■ Task description ■
Reproduce each line of the material precisely.

■ Figure content listings ■
§
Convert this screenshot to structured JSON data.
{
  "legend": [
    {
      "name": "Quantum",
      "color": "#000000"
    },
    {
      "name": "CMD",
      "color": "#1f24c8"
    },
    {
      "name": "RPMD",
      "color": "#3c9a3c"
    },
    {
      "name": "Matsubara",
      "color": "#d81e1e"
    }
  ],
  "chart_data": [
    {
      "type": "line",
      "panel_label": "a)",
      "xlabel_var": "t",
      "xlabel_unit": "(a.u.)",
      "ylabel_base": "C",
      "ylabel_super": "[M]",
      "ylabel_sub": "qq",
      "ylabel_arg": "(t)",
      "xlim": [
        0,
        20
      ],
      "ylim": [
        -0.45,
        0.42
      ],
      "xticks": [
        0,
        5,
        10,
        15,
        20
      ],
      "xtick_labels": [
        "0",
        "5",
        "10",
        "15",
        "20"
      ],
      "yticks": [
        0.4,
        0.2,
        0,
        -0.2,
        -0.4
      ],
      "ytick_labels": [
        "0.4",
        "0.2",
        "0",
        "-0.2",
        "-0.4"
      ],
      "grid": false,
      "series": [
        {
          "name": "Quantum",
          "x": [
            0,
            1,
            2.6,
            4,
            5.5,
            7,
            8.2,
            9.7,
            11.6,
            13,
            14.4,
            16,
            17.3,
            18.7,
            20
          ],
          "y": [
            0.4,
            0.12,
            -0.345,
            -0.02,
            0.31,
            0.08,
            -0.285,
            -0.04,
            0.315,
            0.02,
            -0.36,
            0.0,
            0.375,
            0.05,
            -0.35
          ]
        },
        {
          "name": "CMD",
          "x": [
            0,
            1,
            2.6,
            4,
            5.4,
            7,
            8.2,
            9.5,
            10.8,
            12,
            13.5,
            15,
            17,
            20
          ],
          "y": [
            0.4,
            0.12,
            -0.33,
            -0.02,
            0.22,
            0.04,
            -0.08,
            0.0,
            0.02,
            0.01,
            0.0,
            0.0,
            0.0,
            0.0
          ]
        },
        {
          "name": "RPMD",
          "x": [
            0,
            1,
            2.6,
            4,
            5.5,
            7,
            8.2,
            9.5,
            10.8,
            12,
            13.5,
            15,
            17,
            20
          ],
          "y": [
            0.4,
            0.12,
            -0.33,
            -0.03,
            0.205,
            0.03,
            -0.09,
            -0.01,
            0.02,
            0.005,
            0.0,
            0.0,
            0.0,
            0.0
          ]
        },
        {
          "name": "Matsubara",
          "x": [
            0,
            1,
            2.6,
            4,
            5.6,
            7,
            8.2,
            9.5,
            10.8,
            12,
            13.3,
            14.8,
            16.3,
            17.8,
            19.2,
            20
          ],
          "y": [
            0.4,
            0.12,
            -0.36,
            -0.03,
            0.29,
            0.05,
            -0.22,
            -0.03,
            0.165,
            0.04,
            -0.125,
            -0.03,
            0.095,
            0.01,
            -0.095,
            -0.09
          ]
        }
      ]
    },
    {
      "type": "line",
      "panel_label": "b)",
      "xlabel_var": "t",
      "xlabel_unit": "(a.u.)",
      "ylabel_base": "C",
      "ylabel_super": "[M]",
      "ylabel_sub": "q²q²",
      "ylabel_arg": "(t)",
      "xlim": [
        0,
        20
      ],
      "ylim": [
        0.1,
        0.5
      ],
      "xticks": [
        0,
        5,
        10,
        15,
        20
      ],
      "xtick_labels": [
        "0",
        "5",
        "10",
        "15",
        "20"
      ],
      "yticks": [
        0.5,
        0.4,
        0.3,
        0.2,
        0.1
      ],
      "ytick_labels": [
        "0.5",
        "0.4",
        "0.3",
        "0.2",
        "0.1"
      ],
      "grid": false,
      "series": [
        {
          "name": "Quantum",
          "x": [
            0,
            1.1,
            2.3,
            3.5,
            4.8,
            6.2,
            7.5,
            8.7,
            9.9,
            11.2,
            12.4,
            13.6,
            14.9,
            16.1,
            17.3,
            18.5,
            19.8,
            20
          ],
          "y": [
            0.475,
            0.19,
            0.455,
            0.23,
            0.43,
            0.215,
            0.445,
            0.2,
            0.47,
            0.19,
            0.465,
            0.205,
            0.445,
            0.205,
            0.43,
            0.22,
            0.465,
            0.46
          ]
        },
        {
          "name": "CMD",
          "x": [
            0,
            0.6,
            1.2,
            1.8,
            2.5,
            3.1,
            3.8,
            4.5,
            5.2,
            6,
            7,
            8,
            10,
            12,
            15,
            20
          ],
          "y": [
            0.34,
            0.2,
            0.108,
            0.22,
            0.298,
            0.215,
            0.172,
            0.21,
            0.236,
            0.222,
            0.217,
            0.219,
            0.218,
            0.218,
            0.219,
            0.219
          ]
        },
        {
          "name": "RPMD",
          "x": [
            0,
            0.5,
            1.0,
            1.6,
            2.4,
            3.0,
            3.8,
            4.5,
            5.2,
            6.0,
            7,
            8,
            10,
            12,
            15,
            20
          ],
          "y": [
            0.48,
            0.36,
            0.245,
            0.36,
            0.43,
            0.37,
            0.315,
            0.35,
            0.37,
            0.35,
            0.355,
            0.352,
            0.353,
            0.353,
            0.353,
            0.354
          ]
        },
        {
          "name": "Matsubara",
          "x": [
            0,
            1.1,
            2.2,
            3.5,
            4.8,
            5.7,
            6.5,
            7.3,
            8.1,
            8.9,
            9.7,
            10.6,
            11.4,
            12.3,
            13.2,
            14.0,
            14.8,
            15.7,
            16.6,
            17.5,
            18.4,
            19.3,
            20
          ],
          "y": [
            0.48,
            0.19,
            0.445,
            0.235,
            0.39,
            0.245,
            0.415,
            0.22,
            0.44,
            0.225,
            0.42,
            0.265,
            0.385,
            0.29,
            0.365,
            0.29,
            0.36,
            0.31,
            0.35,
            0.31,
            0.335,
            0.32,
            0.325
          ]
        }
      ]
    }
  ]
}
§
■ In response ■
Convert this screenshot to structured JSON data.
{
  "legend": [
    {
      "name": "Quantum",
      "color": "#000000"
    },
    {
      "name": "CMD",
      "color": "#1f24c8"
    },
    {
      "name": "RPMD",
      "color": "#3c9a3c"
    },
    {
      "name": "Matsubara",
      "color": "#d81e1e"
    }
  ],
  "chart_data": [
    {
      "type": "line",
      "panel_label": "a)",
      "xlabel_var": "t",
      "xlabel_unit": "(a.u.)",
      "ylabel_base": "C",
      "ylabel_super": "[M]",
      "ylabel_sub": "qq",
      "ylabel_arg": "(t)",
      "xlim": [
        0,
        20
      ],
      "ylim": [
        -0.45,
        0.42
      ],
      "xticks": [
        0,
        5,
        10,
        15,
        20
      ],
      "xtick_labels": [
        "0",
        "5",
        "10",
        "15",
        "20"
      ],
      "yticks": [
        0.4,
        0.2,
        0,
        -0.2,
        -0.4
      ],
      "ytick_labels": [
        "0.4",
        "0.2",
        "0",
        "-0.2",
        "-0.4"
      ],
      "grid": false,
      "series": [
        {
          "name": "Quantum",
          "x": [
            0,
            1,
            2.6,
            4,
            5.5,
            7,
            8.2,
            9.7,
            11.6,
            13,
            14.4,
            16,
            17.3,
            18.7,
            20
          ],
          "y": [
            0.4,
            0.12,
            -0.345,
            -0.02,
            0.31,
            0.08,
            -0.285,
            -0.04,
            0.315,
            0.02,
            -0.36,
            0.0,
            0.375,
            0.05,
            -0.35
          ]
        },
        {
          "name": "CMD",
          "x": [
            0,
            1,
            2.6,
            4,
            5.4,
            7,
            8.2,
            9.5,
            10.8,
            12,
            13.5,
            15,
            17,
            20
          ],
          "y": [
            0.4,
            0.12,
            -0.33,
            -0.02,
            0.22,
            0.04,
            -0.08,
            0.0,
            0.02,
            0.01,
            0.0,
            0.0,
            0.0,
            0.0
          ]
        },
        {
          "name": "RPMD",
          "x": [
            0,
            1,
            2.6,
            4,
            5.5,
            7,
            8.2,
            9.5,
            10.8,
            12,
            13.5,
            15,
            17,
            20
          ],
          "y": [
            0.4,
            0.12,
            -0.33,
            -0.03,
            0.205,
            0.03,
            -0.09,
            -0.01,
            0.02,
            0.005,
            0.0,
            0.0,
            0.0,
            0.0
          ]
        },
        {
          "name": "Matsubara",
          "x": [
            0,
            1,
            2.6,
            4,
            5.6,
            7,
            8.2,
            9.5,
            10.8,
            12,
            13.3,
            14.8,
            16.3,
            17.8,
            19.2,
            20
          ],
          "y": [
            0.4,
            0.12,
            -0.36,
            -0.03,
            0.29,
            0.05,
            -0.22,
            -0.03,
            0.165,
            0.04,
            -0.125,
            -0.03,
            0.095,
            0.01,
            -0.095,
            -0.09
          ]
        }
      ]
    },
    {
      "type": "line",
      "panel_label": "b)",
      "xlabel_var": "t",
      "xlabel_unit": "(a.u.)",
      "ylabel_base": "C",
      "ylabel_super": "[M]",
      "ylabel_sub": "q²q²",
      "ylabel_arg": "(t)",
      "xlim": [
        0,
        20
      ],
      "ylim": [
        0.1,
        0.5
      ],
      "xticks": [
        0,
        5,
        10,
        15,
        20
      ],
      "xtick_labels": [
        "0",
        "5",
        "10",
        "15",
        "20"
      ],
      "yticks": [
        0.5,
        0.4,
        0.3,
        0.2,
        0.1
      ],
      "ytick_labels": [
        "0.5",
        "0.4",
        "0.3",
        "0.2",
        "0.1"
      ],
      "grid": false,
      "series": [
        {
          "name": "Quantum",
          "x": [
            0,
            1.1,
            2.3,
            3.5,
            4.8,
            6.2,
            7.5,
            8.7,
            9.9,
            11.2,
            12.4,
            13.6,
            14.9,
            16.1,
            17.3,
            18.5,
            19.8,
            20
          ],
          "y": [
            0.475,
            0.19,
            0.455,
            0.23,
            0.43,
            0.215,
            0.445,
            0.2,
            0.47,
            0.19,
            0.465,
            0.205,
            0.445,
            0.205,
            0.43,
            0.22,
            0.465,
            0.46
          ]
        },
        {
          "name": "CMD",
          "x": [
            0,
            0.6,
            1.2,
            1.8,
            2.5,
            3.1,
            3.8,
            4.5,
            5.2,
            6,
            7,
            8,
            10,
            12,
            15,
            20
          ],
          "y": [
            0.34,
            0.2,
            0.108,
            0.22,
            0.298,
            0.215,
            0.172,
            0.21,
            0.236,
            0.222,
            0.217,
            0.219,
            0.218,
            0.218,
            0.219,
            0.219
          ]
        },
        {
          "name": "RPMD",
          "x": [
            0,
            0.5,
            1.0,
            1.6,
            2.4,
            3.0,
            3.8,
            4.5,
            5.2,
            6.0,
            7,
            8,
            10,
            12,
            15,
            20
          ],
          "y": [
            0.48,
            0.36,
            0.245,
            0.36,
            0.43,
            0.37,
            0.315,
            0.35,
            0.37,
            0.35,
            0.355,
            0.352,
            0.353,
            0.353,
            0.353,
            0.354
          ]
        },
        {
          "name": "Matsubara",
          "x": [
            0,
            1.1,
            2.2,
            3.5,
            4.8,
            5.7,
            6.5,
            7.3,
            8.1,
            8.9,
            9.7,
            10.6,
            11.4,
            12.3,
            13.2,
            14.0,
            14.8,
            15.7,
            16.6,
            17.5,
            18.4,
            19.3,
            20
          ],
          "y": [
            0.48,
            0.19,
            0.445,
            0.235,
            0.39,
            0.245,
            0.415,
            0.22,
            0.44,
            0.225,
            0.42,
            0.265,
            0.385,
            0.29,
            0.365,
            0.29,
            0.36,
            0.31,
            0.35,
            0.31,
            0.335,
            0.32,
            0.325
          ]
        }
      ]
    }
  ]
}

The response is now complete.